* SHORT EXERCISE
Before you look at the data, quote the poetry blog page word for word, starting with "as I do at home" and going on through "by The Decemberists.".

* PAGE

Showing posts with label poems. Show all posts
Showing posts with label poems. Show all posts

Friday, 22 August 2025

STOLEN STORY

Sometimes I will hear a story and think that it would make a good poem. There are a number of examples of this process on the blog. Here's a poem that describes that process.

I STOLE YOUR STORY


because it was just there

attractive words hung in the air

on more than one occasion

I have taken a conversation

and cast it in ink on a page

It wrote itself from the first line. Here's a rewrite from a recent post.

A tenor weaves an old tune

breathes new life around the buildings

the wind is set on distort

as if each note had a different weight

and could only be carried so far


If I had a voice

I would sing the words

as I do at home

but in the city

I am silent

It's still not perfect but I thought the last version ended too abruptly.

Here's a very different tune by The Decemberists.

Until next time.

Friday, 1 August 2025

THE WIND IS SET ON DISTORT

Here is another poem I wrote in Estonia. It's pretty straight forward and self-explanatory.

YOU PLAY THE HAND YOU’RE GIVEN 2


I place my card

on the payment square


it buzzes

a red x flashes


unperturbed

I sit down


It’s not everyday

I fare dodge on a tram


I look about me

no one turns a hair


Seven stops later I get off


Yes I did fare dodge that trip. Then I worked out the location of the card machine. This next poem is also from the same trip.

A tenor weaves an old tune

breathes new life around the buildings

the wind is set on distort

as if each note had a different weight

and could only be carried only so far


If I had a voice

I would sing the words 

Yes I did hear a tenor sax playing in the street. Actually I jotted down the bare bones of the poem while I waited for the tram!

Brooke Sharkey has just released a video of her beautiful new single.

Until next time. 

Friday, 11 July 2025

TO PRACTICE SLEEP

A poem about an experience that felt like a dream. I had arrived in Tallinn after midnight and gone to bed in a hotel. I had awoken a couple of hours later to find the sky was light. I felt I was in a dream and wrote this brief poem.

* SUPPLIED ENTRIES

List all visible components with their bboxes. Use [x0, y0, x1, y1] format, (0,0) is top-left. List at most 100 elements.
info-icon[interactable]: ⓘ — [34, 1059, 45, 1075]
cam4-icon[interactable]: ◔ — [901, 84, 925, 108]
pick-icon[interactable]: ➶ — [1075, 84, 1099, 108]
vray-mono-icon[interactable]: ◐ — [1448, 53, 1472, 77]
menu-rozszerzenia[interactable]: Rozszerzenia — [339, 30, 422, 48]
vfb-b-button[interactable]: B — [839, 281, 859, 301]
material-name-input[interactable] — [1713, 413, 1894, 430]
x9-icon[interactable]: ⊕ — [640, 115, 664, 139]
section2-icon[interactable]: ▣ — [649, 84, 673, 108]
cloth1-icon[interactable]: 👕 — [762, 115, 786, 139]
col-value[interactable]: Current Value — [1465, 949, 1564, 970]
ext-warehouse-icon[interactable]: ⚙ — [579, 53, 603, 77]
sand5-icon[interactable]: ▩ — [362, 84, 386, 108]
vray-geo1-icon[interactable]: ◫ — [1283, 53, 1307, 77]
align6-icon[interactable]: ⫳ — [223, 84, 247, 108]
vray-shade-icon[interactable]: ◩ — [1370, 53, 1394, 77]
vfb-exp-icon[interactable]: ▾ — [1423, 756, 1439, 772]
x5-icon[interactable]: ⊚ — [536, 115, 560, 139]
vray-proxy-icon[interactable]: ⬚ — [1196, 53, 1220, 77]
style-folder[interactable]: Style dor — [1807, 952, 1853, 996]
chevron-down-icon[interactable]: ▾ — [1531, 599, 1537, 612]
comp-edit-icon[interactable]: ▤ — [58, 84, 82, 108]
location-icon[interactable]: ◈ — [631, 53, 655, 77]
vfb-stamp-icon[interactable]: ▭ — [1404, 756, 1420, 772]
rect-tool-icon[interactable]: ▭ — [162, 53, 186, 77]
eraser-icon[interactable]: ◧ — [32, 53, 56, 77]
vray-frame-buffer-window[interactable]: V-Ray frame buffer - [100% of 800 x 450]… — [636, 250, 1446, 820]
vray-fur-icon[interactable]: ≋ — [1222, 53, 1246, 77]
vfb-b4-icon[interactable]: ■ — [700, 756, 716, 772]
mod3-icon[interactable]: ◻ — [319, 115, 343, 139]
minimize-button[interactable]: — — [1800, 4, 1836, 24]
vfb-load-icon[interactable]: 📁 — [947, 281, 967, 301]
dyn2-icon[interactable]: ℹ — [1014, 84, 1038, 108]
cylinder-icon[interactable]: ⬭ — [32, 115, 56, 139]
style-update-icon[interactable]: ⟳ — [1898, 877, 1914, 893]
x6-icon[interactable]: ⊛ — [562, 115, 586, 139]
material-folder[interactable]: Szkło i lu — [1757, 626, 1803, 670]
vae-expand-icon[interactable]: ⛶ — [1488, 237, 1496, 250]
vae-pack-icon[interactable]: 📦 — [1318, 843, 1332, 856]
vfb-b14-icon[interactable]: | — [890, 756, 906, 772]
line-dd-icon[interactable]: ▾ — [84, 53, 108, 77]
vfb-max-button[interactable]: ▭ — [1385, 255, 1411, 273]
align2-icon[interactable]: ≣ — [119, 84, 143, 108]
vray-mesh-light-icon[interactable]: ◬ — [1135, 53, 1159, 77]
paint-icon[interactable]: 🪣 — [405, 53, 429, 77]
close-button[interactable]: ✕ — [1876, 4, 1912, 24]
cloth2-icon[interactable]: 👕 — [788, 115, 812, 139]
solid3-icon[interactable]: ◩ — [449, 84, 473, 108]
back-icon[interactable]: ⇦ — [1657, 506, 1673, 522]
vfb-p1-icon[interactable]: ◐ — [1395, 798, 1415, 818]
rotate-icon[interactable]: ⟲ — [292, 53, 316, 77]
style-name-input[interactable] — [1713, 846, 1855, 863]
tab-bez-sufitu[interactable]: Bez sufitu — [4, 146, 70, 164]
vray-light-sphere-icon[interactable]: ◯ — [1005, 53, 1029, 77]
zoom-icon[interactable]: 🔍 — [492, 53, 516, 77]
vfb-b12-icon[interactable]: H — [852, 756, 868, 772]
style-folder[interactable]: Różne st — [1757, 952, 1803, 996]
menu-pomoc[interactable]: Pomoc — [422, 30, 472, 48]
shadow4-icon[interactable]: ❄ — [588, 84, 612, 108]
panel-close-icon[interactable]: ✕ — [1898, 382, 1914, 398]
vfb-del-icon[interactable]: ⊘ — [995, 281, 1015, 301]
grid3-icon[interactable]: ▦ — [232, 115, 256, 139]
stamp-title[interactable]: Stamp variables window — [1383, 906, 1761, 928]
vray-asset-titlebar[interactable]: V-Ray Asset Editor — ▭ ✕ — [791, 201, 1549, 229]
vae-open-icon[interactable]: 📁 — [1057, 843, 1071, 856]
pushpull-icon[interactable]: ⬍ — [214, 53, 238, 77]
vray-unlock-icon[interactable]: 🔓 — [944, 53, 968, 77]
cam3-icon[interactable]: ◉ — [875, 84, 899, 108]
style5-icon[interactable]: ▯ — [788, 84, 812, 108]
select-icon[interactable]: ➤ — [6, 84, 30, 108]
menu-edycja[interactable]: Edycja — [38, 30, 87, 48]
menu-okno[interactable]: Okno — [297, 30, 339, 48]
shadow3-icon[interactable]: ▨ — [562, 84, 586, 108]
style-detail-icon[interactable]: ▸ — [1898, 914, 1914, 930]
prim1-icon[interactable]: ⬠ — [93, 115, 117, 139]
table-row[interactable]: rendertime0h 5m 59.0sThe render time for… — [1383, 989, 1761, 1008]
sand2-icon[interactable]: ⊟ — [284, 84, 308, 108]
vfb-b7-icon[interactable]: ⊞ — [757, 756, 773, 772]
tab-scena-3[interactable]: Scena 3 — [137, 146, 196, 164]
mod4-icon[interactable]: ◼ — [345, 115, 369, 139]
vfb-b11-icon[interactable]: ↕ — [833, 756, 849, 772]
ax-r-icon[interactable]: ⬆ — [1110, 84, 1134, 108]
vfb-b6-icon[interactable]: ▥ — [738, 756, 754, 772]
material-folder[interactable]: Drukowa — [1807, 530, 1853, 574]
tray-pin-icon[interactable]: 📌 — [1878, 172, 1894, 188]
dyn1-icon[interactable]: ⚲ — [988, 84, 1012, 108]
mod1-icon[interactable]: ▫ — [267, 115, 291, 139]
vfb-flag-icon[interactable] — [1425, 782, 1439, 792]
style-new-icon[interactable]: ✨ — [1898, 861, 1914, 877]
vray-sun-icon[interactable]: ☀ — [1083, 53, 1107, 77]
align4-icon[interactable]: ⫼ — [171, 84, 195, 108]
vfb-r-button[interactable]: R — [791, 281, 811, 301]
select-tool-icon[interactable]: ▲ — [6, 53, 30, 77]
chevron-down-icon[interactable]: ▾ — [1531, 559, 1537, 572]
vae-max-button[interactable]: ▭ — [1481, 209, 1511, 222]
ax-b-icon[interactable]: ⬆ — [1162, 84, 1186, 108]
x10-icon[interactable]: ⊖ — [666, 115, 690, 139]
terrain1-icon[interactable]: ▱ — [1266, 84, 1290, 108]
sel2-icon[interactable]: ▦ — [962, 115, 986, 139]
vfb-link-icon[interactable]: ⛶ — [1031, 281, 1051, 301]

* PROBLEM SOLUTION
as I do at home

but in the city

I am silent

It's still not perfect but I thought the last version ended too abruptly.

Here's a very different tune by The Decemberists.